→ Written instruction
State how many lines hold the word "Consumer", with no other words.

→ Material supplied

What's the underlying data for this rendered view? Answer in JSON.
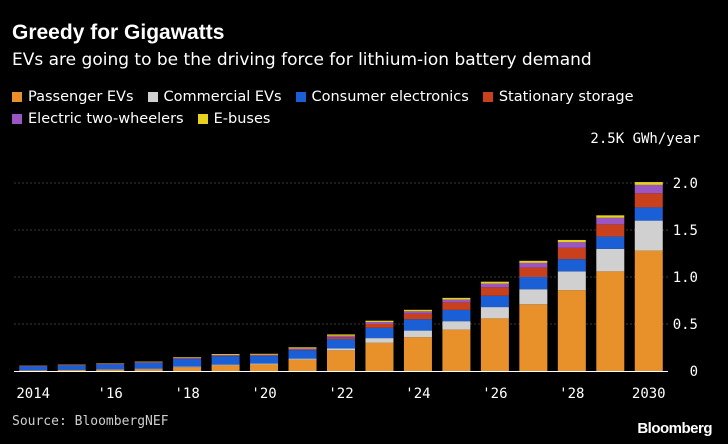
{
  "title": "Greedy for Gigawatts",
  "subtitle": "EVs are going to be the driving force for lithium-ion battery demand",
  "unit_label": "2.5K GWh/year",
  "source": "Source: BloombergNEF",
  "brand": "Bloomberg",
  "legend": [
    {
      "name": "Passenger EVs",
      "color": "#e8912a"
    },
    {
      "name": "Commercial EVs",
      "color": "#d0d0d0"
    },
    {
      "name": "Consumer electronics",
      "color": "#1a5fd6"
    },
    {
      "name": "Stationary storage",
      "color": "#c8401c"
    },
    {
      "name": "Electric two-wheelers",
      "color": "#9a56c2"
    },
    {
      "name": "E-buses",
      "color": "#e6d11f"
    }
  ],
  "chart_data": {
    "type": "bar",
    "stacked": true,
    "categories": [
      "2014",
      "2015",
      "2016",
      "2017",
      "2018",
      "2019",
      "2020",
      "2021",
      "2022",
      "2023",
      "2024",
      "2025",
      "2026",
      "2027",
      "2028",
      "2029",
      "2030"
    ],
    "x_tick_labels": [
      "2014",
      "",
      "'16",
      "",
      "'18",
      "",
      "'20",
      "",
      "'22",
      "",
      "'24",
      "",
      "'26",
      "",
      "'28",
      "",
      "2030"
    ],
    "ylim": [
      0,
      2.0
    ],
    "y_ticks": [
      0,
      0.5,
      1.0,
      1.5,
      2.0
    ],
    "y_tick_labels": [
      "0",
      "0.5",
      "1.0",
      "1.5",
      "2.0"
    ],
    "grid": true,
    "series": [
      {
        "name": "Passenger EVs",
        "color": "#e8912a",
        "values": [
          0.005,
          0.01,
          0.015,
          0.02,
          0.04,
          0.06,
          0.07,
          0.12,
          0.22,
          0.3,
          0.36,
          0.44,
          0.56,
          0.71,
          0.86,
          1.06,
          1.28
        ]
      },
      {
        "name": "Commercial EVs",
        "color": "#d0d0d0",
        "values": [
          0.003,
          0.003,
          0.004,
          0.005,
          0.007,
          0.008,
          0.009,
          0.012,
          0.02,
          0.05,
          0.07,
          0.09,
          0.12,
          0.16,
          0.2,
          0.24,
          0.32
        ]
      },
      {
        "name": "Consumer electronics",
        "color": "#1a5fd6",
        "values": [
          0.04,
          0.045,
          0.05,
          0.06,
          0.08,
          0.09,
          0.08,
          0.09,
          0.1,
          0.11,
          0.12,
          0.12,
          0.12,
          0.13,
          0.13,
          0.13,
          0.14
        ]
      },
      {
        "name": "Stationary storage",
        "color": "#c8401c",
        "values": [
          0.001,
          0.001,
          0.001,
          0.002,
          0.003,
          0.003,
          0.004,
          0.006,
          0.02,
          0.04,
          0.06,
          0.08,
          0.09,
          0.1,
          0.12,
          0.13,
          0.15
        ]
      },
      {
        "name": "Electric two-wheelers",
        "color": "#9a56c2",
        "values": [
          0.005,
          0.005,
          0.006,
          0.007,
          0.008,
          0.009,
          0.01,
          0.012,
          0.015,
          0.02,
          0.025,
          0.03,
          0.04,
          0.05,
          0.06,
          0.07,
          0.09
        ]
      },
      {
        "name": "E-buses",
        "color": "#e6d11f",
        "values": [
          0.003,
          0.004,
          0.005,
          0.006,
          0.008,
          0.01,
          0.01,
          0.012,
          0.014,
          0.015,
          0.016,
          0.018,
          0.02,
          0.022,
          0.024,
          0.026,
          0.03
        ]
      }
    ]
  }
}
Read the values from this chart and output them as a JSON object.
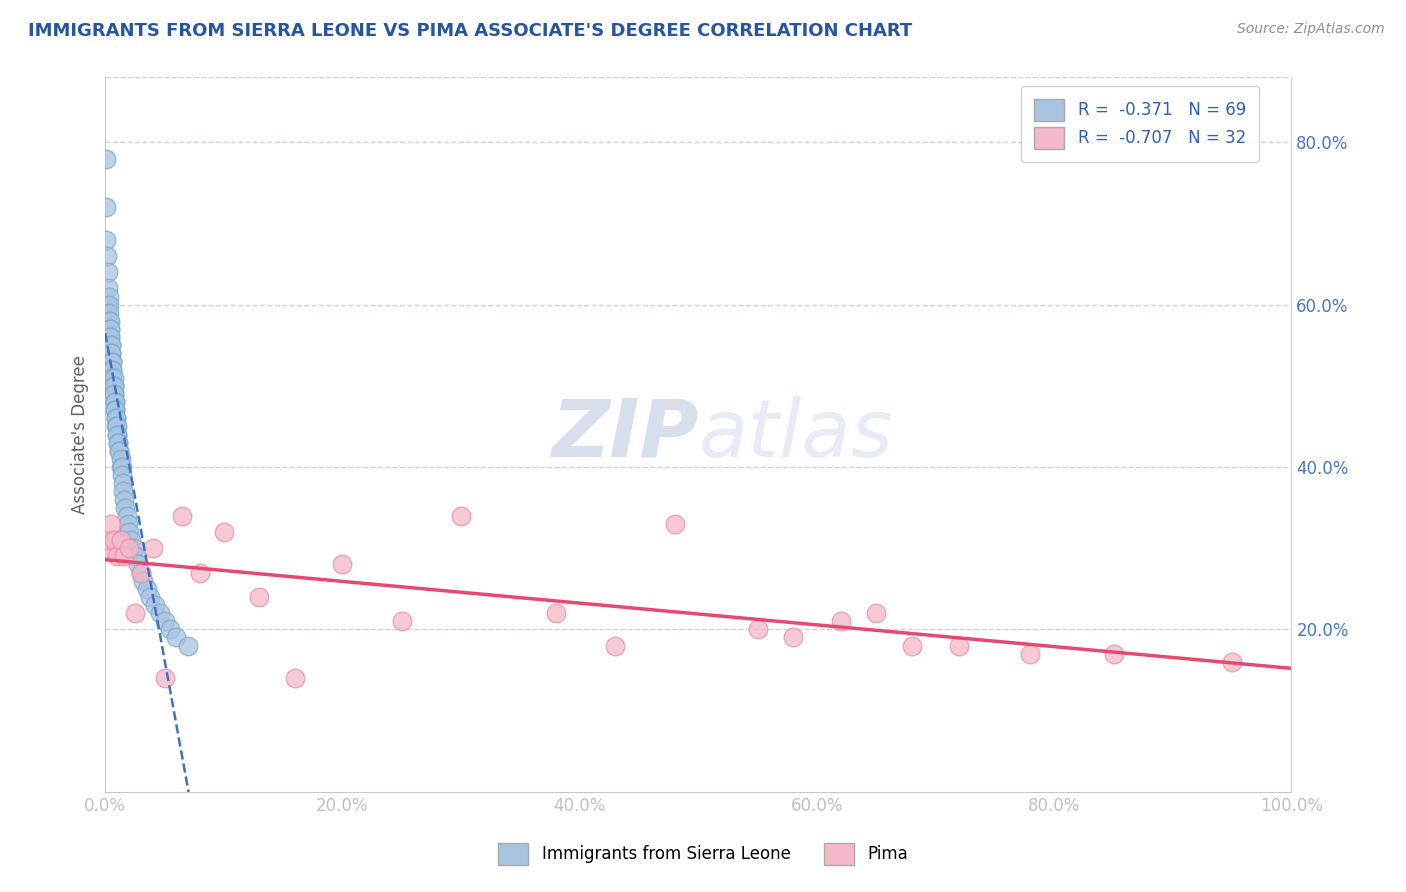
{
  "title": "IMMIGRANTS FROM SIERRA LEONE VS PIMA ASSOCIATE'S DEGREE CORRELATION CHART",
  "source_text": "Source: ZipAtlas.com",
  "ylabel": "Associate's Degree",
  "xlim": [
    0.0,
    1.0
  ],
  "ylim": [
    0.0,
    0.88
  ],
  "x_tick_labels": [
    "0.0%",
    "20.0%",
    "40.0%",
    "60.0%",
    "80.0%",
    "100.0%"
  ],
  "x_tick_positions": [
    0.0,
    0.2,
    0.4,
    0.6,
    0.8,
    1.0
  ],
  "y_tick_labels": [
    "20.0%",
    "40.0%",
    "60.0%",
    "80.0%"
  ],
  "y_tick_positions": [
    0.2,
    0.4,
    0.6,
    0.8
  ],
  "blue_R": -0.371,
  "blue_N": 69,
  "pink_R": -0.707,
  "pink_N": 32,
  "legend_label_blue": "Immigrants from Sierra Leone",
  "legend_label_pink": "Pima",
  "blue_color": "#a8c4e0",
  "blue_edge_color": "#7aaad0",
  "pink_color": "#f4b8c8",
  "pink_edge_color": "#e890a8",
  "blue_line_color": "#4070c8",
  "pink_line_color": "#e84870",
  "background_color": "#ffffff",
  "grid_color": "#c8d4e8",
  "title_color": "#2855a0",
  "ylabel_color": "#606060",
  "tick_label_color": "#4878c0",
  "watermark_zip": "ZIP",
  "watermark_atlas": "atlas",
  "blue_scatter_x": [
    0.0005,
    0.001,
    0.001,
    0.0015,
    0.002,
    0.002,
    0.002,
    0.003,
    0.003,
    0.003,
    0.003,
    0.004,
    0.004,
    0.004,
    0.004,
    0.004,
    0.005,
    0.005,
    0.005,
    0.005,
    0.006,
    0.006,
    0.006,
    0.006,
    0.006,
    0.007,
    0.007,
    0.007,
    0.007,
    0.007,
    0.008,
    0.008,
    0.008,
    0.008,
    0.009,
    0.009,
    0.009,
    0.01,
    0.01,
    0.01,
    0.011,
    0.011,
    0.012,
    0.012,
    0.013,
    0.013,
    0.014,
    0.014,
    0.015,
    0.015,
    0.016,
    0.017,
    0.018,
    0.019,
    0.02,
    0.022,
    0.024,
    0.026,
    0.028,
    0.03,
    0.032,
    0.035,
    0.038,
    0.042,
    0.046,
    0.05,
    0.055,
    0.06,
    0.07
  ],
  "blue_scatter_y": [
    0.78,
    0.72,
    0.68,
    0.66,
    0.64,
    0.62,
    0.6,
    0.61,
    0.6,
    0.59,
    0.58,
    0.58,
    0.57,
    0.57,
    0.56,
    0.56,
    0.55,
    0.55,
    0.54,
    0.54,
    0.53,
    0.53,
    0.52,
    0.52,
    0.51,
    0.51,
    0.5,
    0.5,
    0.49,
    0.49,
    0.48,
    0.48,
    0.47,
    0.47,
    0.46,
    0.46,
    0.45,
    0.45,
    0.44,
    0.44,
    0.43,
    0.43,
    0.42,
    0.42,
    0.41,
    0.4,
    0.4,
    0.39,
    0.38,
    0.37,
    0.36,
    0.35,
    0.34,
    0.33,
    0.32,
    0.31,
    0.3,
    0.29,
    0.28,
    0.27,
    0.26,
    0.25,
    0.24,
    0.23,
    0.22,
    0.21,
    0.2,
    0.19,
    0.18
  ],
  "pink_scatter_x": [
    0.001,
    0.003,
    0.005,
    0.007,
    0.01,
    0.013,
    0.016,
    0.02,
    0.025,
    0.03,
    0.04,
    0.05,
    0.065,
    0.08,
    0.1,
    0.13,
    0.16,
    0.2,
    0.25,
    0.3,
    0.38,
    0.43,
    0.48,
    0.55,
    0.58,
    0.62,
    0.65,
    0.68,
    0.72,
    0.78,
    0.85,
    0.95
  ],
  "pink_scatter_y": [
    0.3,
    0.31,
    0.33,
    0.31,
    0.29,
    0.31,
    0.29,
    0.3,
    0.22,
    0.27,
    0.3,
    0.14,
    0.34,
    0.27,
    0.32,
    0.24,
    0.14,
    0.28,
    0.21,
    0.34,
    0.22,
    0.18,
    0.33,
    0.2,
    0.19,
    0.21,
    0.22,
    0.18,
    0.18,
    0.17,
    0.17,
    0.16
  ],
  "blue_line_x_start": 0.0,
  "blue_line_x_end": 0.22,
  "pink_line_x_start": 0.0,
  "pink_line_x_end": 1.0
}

→ Task result
2